++++ The data

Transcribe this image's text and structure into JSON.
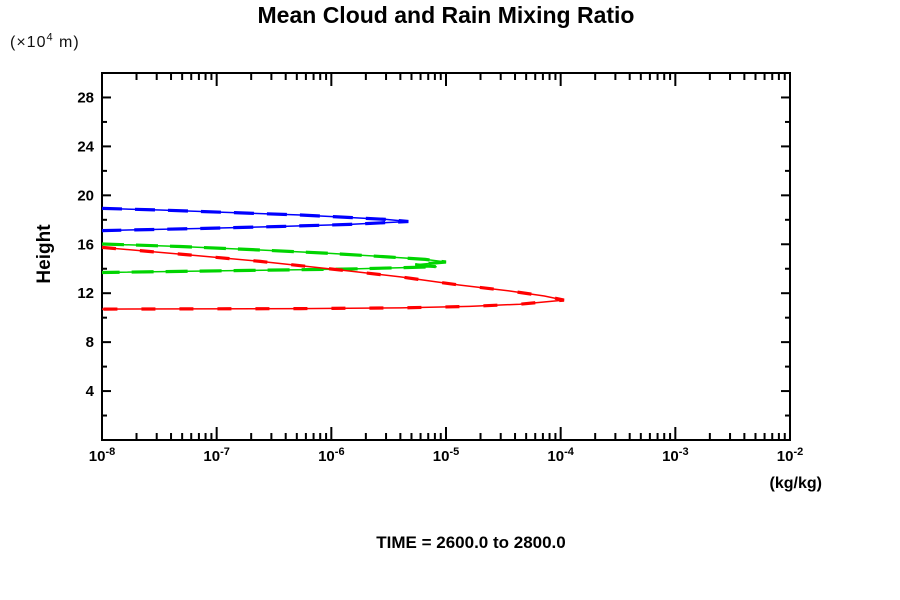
{
  "chart_data": {
    "type": "line",
    "title": "Mean Cloud and Rain Mixing Ratio",
    "annotation": "TIME = 2600.0 to 2800.0",
    "grid": false,
    "legend": "none",
    "x_axis": {
      "label": "(kg/kg)",
      "scale": "log",
      "min": 1e-08,
      "max": 0.01,
      "tick_exponents": [
        -8,
        -7,
        -6,
        -5,
        -4,
        -3,
        -2
      ],
      "tick_labels": [
        "10⁻⁸",
        "10⁻⁷",
        "10⁻⁶",
        "10⁻⁵",
        "10⁻⁴",
        "10⁻³",
        "10⁻²"
      ]
    },
    "y_axis": {
      "label": "Height",
      "unit_prefix": "(×10",
      "unit_exponent": "4",
      "unit_suffix": " m)",
      "min": 0,
      "max": 30,
      "major_ticks": [
        4,
        8,
        12,
        16,
        20,
        24,
        28
      ],
      "minor_tick_step": 2
    },
    "series": [
      {
        "name": "series-blue",
        "color": "#0000ff",
        "dash": "20 13",
        "points": [
          [
            1e-08,
            18.93
          ],
          [
            3.2e-08,
            18.8
          ],
          [
            1.3e-07,
            18.6
          ],
          [
            5.4e-07,
            18.39
          ],
          [
            1.45e-06,
            18.19
          ],
          [
            3e-06,
            18.03
          ],
          [
            4.7e-06,
            17.86
          ],
          [
            1.45e-06,
            17.62
          ],
          [
            3.5e-07,
            17.45
          ],
          [
            7e-08,
            17.29
          ],
          [
            1e-08,
            17.12
          ]
        ]
      },
      {
        "name": "series-green",
        "color": "#00d400",
        "dash": "22 12",
        "points": [
          [
            1e-08,
            16.02
          ],
          [
            4.8e-08,
            15.82
          ],
          [
            2.4e-07,
            15.53
          ],
          [
            9.8e-07,
            15.25
          ],
          [
            3.2e-06,
            14.96
          ],
          [
            6.6e-06,
            14.76
          ],
          [
            1e-05,
            14.55
          ],
          [
            5.4e-06,
            14.33
          ],
          [
            8.3e-06,
            14.16
          ],
          [
            1.45e-06,
            13.98
          ],
          [
            1.95e-07,
            13.86
          ],
          [
            1e-08,
            13.69
          ]
        ]
      },
      {
        "name": "series-red",
        "color": "#ff0000",
        "dash": "14 24",
        "points": [
          [
            1e-08,
            15.74
          ],
          [
            4.8e-08,
            15.2
          ],
          [
            2.4e-07,
            14.6
          ],
          [
            1.2e-06,
            13.9
          ],
          [
            4e-06,
            13.33
          ],
          [
            1.3e-05,
            12.67
          ],
          [
            3.6e-05,
            12.18
          ],
          [
            7.2e-05,
            11.77
          ],
          [
            0.000107,
            11.44
          ],
          [
            4.4e-05,
            11.1
          ],
          [
            1.6e-05,
            10.92
          ],
          [
            4e-06,
            10.8
          ],
          [
            5.4e-07,
            10.74
          ],
          [
            1e-08,
            10.7
          ]
        ]
      }
    ]
  }
}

++++++++

**Written problem:** Repeat the records above exactly, leaving out the pictures.

**Exercise answer:**
Transcribe this image's text and structure into JSON.
{
  "chart_data": {
    "type": "line",
    "title": "Mean Cloud and Rain Mixing Ratio",
    "annotation": "TIME = 2600.0 to 2800.0",
    "grid": false,
    "legend": "none",
    "x_axis": {
      "label": "(kg/kg)",
      "scale": "log",
      "min": 1e-08,
      "max": 0.01,
      "tick_exponents": [
        -8,
        -7,
        -6,
        -5,
        -4,
        -3,
        -2
      ],
      "tick_labels": [
        "10⁻⁸",
        "10⁻⁷",
        "10⁻⁶",
        "10⁻⁵",
        "10⁻⁴",
        "10⁻³",
        "10⁻²"
      ]
    },
    "y_axis": {
      "label": "Height",
      "unit_prefix": "(×10",
      "unit_exponent": "4",
      "unit_suffix": " m)",
      "min": 0,
      "max": 30,
      "major_ticks": [
        4,
        8,
        12,
        16,
        20,
        24,
        28
      ],
      "minor_tick_step": 2
    },
    "series": [
      {
        "name": "series-blue",
        "color": "#0000ff",
        "dash": "20 13",
        "points": [
          [
            1e-08,
            18.93
          ],
          [
            3.2e-08,
            18.8
          ],
          [
            1.3e-07,
            18.6
          ],
          [
            5.4e-07,
            18.39
          ],
          [
            1.45e-06,
            18.19
          ],
          [
            3e-06,
            18.03
          ],
          [
            4.7e-06,
            17.86
          ],
          [
            1.45e-06,
            17.62
          ],
          [
            3.5e-07,
            17.45
          ],
          [
            7e-08,
            17.29
          ],
          [
            1e-08,
            17.12
          ]
        ]
      },
      {
        "name": "series-green",
        "color": "#00d400",
        "dash": "22 12",
        "points": [
          [
            1e-08,
            16.02
          ],
          [
            4.8e-08,
            15.82
          ],
          [
            2.4e-07,
            15.53
          ],
          [
            9.8e-07,
            15.25
          ],
          [
            3.2e-06,
            14.96
          ],
          [
            6.6e-06,
            14.76
          ],
          [
            1e-05,
            14.55
          ],
          [
            5.4e-06,
            14.33
          ],
          [
            8.3e-06,
            14.16
          ],
          [
            1.45e-06,
            13.98
          ],
          [
            1.95e-07,
            13.86
          ],
          [
            1e-08,
            13.69
          ]
        ]
      },
      {
        "name": "series-red",
        "color": "#ff0000",
        "dash": "14 24",
        "points": [
          [
            1e-08,
            15.74
          ],
          [
            4.8e-08,
            15.2
          ],
          [
            2.4e-07,
            14.6
          ],
          [
            1.2e-06,
            13.9
          ],
          [
            4e-06,
            13.33
          ],
          [
            1.3e-05,
            12.67
          ],
          [
            3.6e-05,
            12.18
          ],
          [
            7.2e-05,
            11.77
          ],
          [
            0.000107,
            11.44
          ],
          [
            4.4e-05,
            11.1
          ],
          [
            1.6e-05,
            10.92
          ],
          [
            4e-06,
            10.8
          ],
          [
            5.4e-07,
            10.74
          ],
          [
            1e-08,
            10.7
          ]
        ]
      }
    ]
  }
}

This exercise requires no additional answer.